◆ Brief ◆
Copy each line in which the string "Stile" occurs.

◆ Input ◆
────────────────

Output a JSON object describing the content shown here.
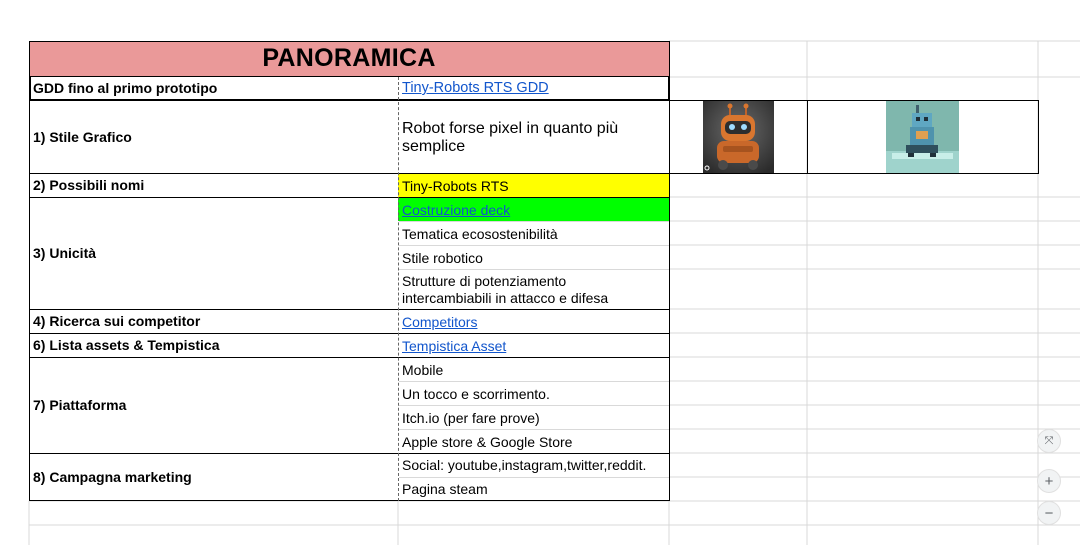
{
  "sheet": {
    "title": "PANORAMICA",
    "rows": [
      {
        "label": "GDD fino al primo prototipo",
        "values": [
          "Tiny-Robots RTS GDD"
        ]
      },
      {
        "label": "1) Stile Grafico",
        "values": [
          "Robot forse pixel in quanto più",
          "semplice"
        ]
      },
      {
        "label": "2) Possibili nomi",
        "values": [
          "Tiny-Robots RTS"
        ]
      },
      {
        "label": "3) Unicità",
        "values": [
          "Costruzione deck",
          "Tematica ecosostenibilità",
          "Stile robotico",
          "Strutture di potenziamento",
          "intercambiabili in attacco e difesa"
        ]
      },
      {
        "label": "4) Ricerca sui competitor",
        "values": [
          "Competitors"
        ]
      },
      {
        "label": "6) Lista assets & Tempistica",
        "values": [
          "Tempistica Asset"
        ]
      },
      {
        "label": "7) Piattaforma",
        "values": [
          "Mobile",
          "Un tocco e scorrimento.",
          "Itch.io (per fare prove)",
          "Apple store & Google Store"
        ]
      },
      {
        "label": "8) Campagna marketing",
        "values": [
          "Social: youtube,instagram,twitter,reddit.",
          "Pagina steam"
        ]
      }
    ]
  },
  "colors": {
    "header_bg": "#ea9999",
    "highlight_yellow": "#ffff00",
    "highlight_green": "#00ff00",
    "link": "#1155cc",
    "gridline": "#d9d9d9"
  },
  "images": [
    {
      "name": "orange-robot-image"
    },
    {
      "name": "blue-robot-image"
    }
  ],
  "zoom_controls": {
    "fit_icon": "⤧",
    "zoom_in": "+",
    "zoom_out": "−"
  }
}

────────────────

◆ Solution ◆
        "label": "1) Stile Grafico",
          "Stile robotico",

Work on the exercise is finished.